- _DIRECTION_:
For each line below that contains the string "signals", copy that line.

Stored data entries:
* START *
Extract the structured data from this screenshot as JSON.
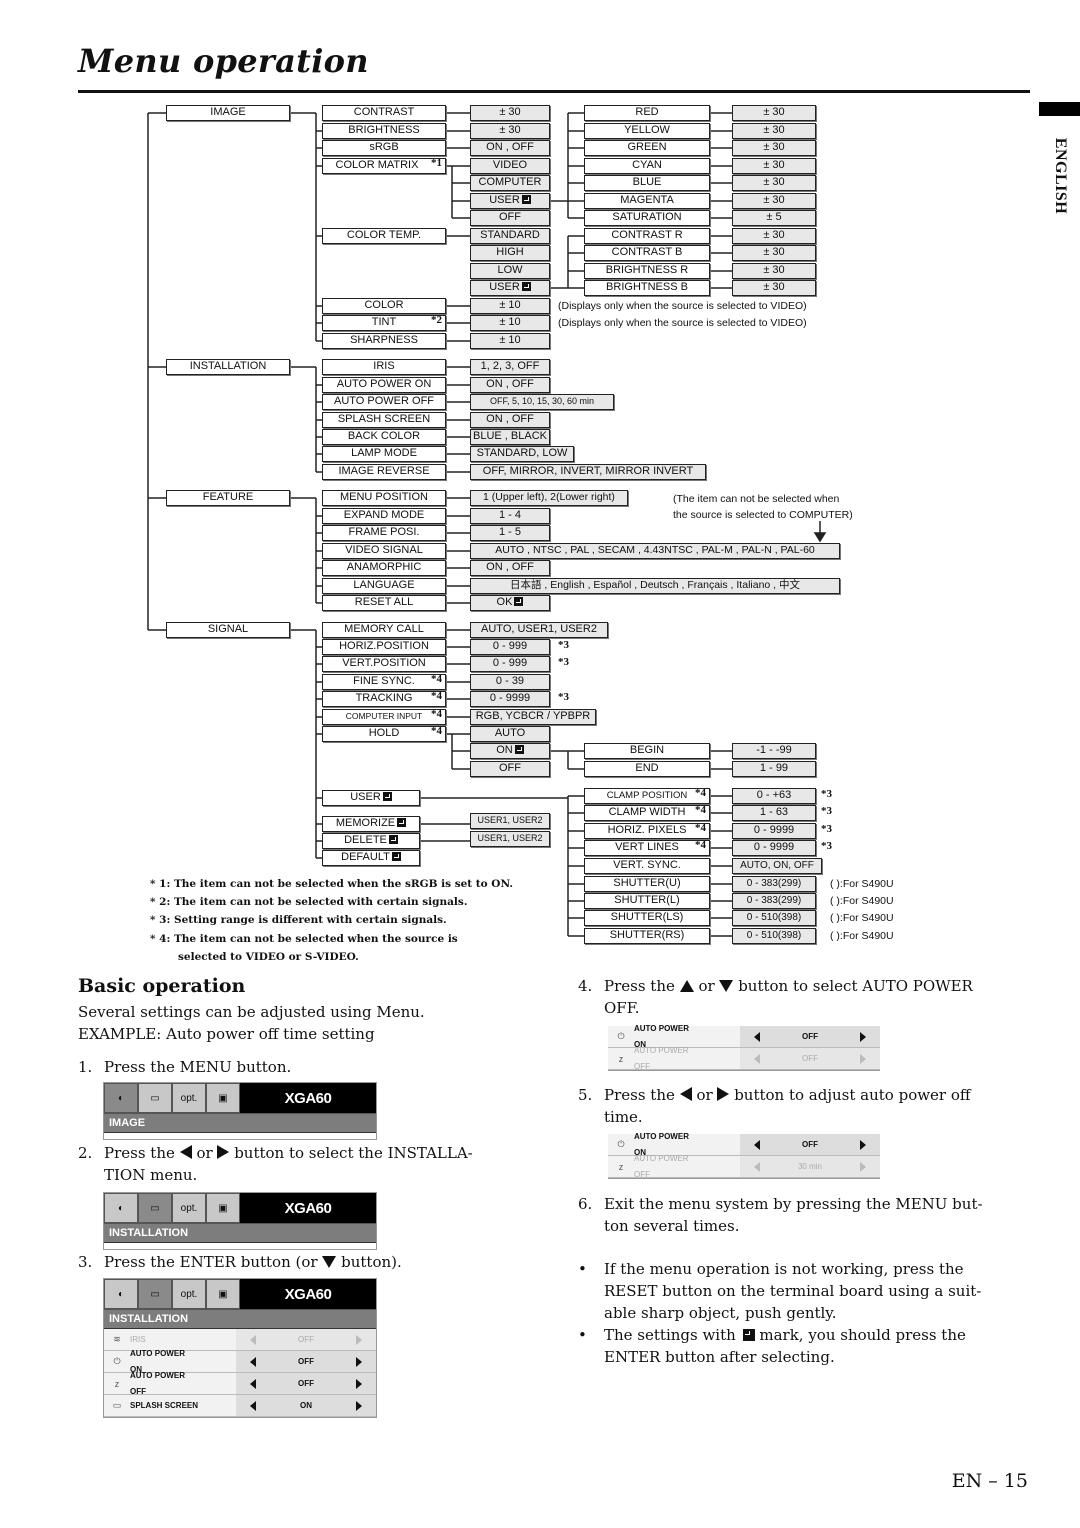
{
  "page": {
    "title": "Menu operation",
    "language_tab": "ENGLISH",
    "page_number": "EN – 15"
  },
  "tree": {
    "image": {
      "label": "IMAGE",
      "items": [
        {
          "label": "CONTRAST",
          "value": "± 30"
        },
        {
          "label": "BRIGHTNESS",
          "value": "± 30"
        },
        {
          "label": "sRGB",
          "value": "ON , OFF"
        },
        {
          "label": "COLOR MATRIX",
          "star": "*1",
          "options": [
            "VIDEO",
            "COMPUTER",
            "USER",
            "OFF"
          ]
        },
        {
          "label": "COLOR TEMP.",
          "options": [
            "STANDARD",
            "HIGH",
            "LOW",
            "USER"
          ]
        },
        {
          "label": "COLOR",
          "value": "± 10",
          "note": "(Displays only when the source is selected to VIDEO)"
        },
        {
          "label": "TINT",
          "star": "*2",
          "value": "± 10",
          "note": "(Displays only when the source is selected to VIDEO)"
        },
        {
          "label": "SHARPNESS",
          "value": "± 10"
        }
      ],
      "color_matrix_user": [
        {
          "label": "RED",
          "value": "± 30"
        },
        {
          "label": "YELLOW",
          "value": "± 30"
        },
        {
          "label": "GREEN",
          "value": "± 30"
        },
        {
          "label": "CYAN",
          "value": "± 30"
        },
        {
          "label": "BLUE",
          "value": "± 30"
        },
        {
          "label": "MAGENTA",
          "value": "± 30"
        },
        {
          "label": "SATURATION",
          "value": "± 5"
        }
      ],
      "color_temp_user": [
        {
          "label": "CONTRAST R",
          "value": "± 30"
        },
        {
          "label": "CONTRAST B",
          "value": "± 30"
        },
        {
          "label": "BRIGHTNESS R",
          "value": "± 30"
        },
        {
          "label": "BRIGHTNESS B",
          "value": "± 30"
        }
      ]
    },
    "installation": {
      "label": "INSTALLATION",
      "items": [
        {
          "label": "IRIS",
          "value": "1, 2, 3, OFF"
        },
        {
          "label": "AUTO POWER ON",
          "value": "ON , OFF"
        },
        {
          "label": "AUTO POWER OFF",
          "value": "OFF, 5, 10, 15, 30, 60 min"
        },
        {
          "label": "SPLASH SCREEN",
          "value": "ON , OFF"
        },
        {
          "label": "BACK COLOR",
          "value": "BLUE , BLACK"
        },
        {
          "label": "LAMP MODE",
          "value": "STANDARD, LOW"
        },
        {
          "label": "IMAGE REVERSE",
          "value": "OFF, MIRROR, INVERT, MIRROR INVERT"
        }
      ]
    },
    "feature": {
      "label": "FEATURE",
      "note": "(The item can not be selected when the source is selected to COMPUTER)",
      "note_line1": "(The item can not be selected when",
      "note_line2": "the source is selected to COMPUTER)",
      "items": [
        {
          "label": "MENU POSITION",
          "value": "1 (Upper left), 2(Lower right)"
        },
        {
          "label": "EXPAND MODE",
          "value": "1 - 4"
        },
        {
          "label": "FRAME POSI.",
          "value": "1 - 5"
        },
        {
          "label": "VIDEO SIGNAL",
          "value": "AUTO , NTSC , PAL , SECAM , 4.43NTSC , PAL-M , PAL-N , PAL-60"
        },
        {
          "label": "ANAMORPHIC",
          "value": "ON , OFF"
        },
        {
          "label": "LANGUAGE",
          "value": "日本語 , English , Español , Deutsch , Français , Italiano , 中文"
        },
        {
          "label": "RESET ALL",
          "value": "OK"
        }
      ]
    },
    "signal": {
      "label": "SIGNAL",
      "items": [
        {
          "label": "MEMORY CALL",
          "value": "AUTO, USER1, USER2"
        },
        {
          "label": "HORIZ.POSITION",
          "value": "0 - 999",
          "mark": "*3"
        },
        {
          "label": "VERT.POSITION",
          "value": "0 - 999",
          "mark": "*3"
        },
        {
          "label": "FINE SYNC.",
          "star": "*4",
          "value": "0 - 39"
        },
        {
          "label": "TRACKING",
          "star": "*4",
          "value": "0 - 9999",
          "mark": "*3"
        },
        {
          "label": "COMPUTER INPUT",
          "star": "*4",
          "value": "RGB, YCBCR / YPBPR"
        },
        {
          "label": "HOLD",
          "star": "*4",
          "options": [
            "AUTO",
            "ON",
            "OFF"
          ]
        },
        {
          "label": "USER"
        },
        {
          "label": "MEMORIZE",
          "value": "USER1, USER2"
        },
        {
          "label": "DELETE",
          "value": "USER1, USER2"
        },
        {
          "label": "DEFAULT"
        }
      ],
      "hold_on": [
        {
          "label": "BEGIN",
          "value": "-1 - -99"
        },
        {
          "label": "END",
          "value": "1 - 99"
        }
      ],
      "user_items": [
        {
          "label": "CLAMP POSITION",
          "star": "*4",
          "value": "0 - +63",
          "mark": "*3"
        },
        {
          "label": "CLAMP WIDTH",
          "star": "*4",
          "value": "1 - 63",
          "mark": "*3"
        },
        {
          "label": "HORIZ. PIXELS",
          "star": "*4",
          "value": "0 - 9999",
          "mark": "*3"
        },
        {
          "label": "VERT LINES",
          "star": "*4",
          "value": "0 - 9999",
          "mark": "*3"
        },
        {
          "label": "VERT. SYNC.",
          "value": "AUTO, ON, OFF"
        },
        {
          "label": "SHUTTER(U)",
          "value": "0 - 383(299)",
          "note": "( ):For S490U"
        },
        {
          "label": "SHUTTER(L)",
          "value": "0 - 383(299)",
          "note": "( ):For S490U"
        },
        {
          "label": "SHUTTER(LS)",
          "value": "0 - 510(398)",
          "note": "( ):For S490U"
        },
        {
          "label": "SHUTTER(RS)",
          "value": "0 - 510(398)",
          "note": "( ):For S490U"
        }
      ]
    }
  },
  "footnotes": [
    "* 1: The item can not be selected when the sRGB is set to ON.",
    "* 2: The item can not be selected with certain signals.",
    "* 3: Setting range is different with certain signals.",
    "* 4: The item can not be selected when the source is",
    "selected to VIDEO or S-VIDEO."
  ],
  "basic": {
    "heading": "Basic operation",
    "intro1": "Several settings can be adjusted using Menu.",
    "intro2": "EXAMPLE: Auto power off time setting",
    "steps": [
      {
        "n": "1.",
        "text": "Press the MENU button."
      },
      {
        "n": "2.",
        "pre": "Press the",
        "mid": "or",
        "post": "button to select the INSTALLA-",
        "line2": "TION menu."
      },
      {
        "n": "3.",
        "pre": "Press the ENTER button (or",
        "post": "button)."
      },
      {
        "n": "4.",
        "pre": "Press the",
        "mid": "or",
        "post": "button to select AUTO POWER",
        "line2": "OFF."
      },
      {
        "n": "5.",
        "pre": "Press the",
        "mid": "or",
        "post": "button to adjust auto power off",
        "line2": "time."
      },
      {
        "n": "6.",
        "text": "Exit the menu system by pressing the MENU but-",
        "line2": "ton several times."
      }
    ],
    "bullets": [
      {
        "l1": "If the menu operation is not working, press the",
        "l2": "RESET button on the terminal board using a suit-",
        "l3": "able sharp object, push gently."
      },
      {
        "pre": "The settings with",
        "post": "mark, you should press the",
        "l2": "ENTER button after selecting."
      }
    ]
  },
  "osd": {
    "model": "XGA60",
    "opt_label": "opt.",
    "menu1_category": "IMAGE",
    "menu2_category": "INSTALLATION",
    "menu3_category": "INSTALLATION",
    "menu3_rows": [
      {
        "l1": "IRIS",
        "l2": "",
        "value": "OFF",
        "dim": true
      },
      {
        "l1": "AUTO POWER",
        "l2": "ON",
        "value": "OFF",
        "dim": false
      },
      {
        "l1": "AUTO POWER",
        "l2": "OFF",
        "value": "OFF",
        "dim": false
      },
      {
        "l1": "SPLASH SCREEN",
        "l2": "",
        "value": "ON",
        "dim": false
      }
    ],
    "step4_rows": [
      {
        "l1": "AUTO POWER",
        "l2": "ON",
        "value": "OFF",
        "dim": false
      },
      {
        "l1": "AUTO POWER",
        "l2": "OFF",
        "value": "OFF",
        "dim": true
      }
    ],
    "step5_rows": [
      {
        "l1": "AUTO POWER",
        "l2": "ON",
        "value": "OFF",
        "dim": false
      },
      {
        "l1": "AUTO POWER",
        "l2": "OFF",
        "value": "30 min",
        "dim": true
      }
    ]
  }
}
* END *
- _SOLUTION TO THIS EXERCISE_:
    "* 2: The item can not be selected with certain signals.",
    "* 3: Setting range is different with certain signals.",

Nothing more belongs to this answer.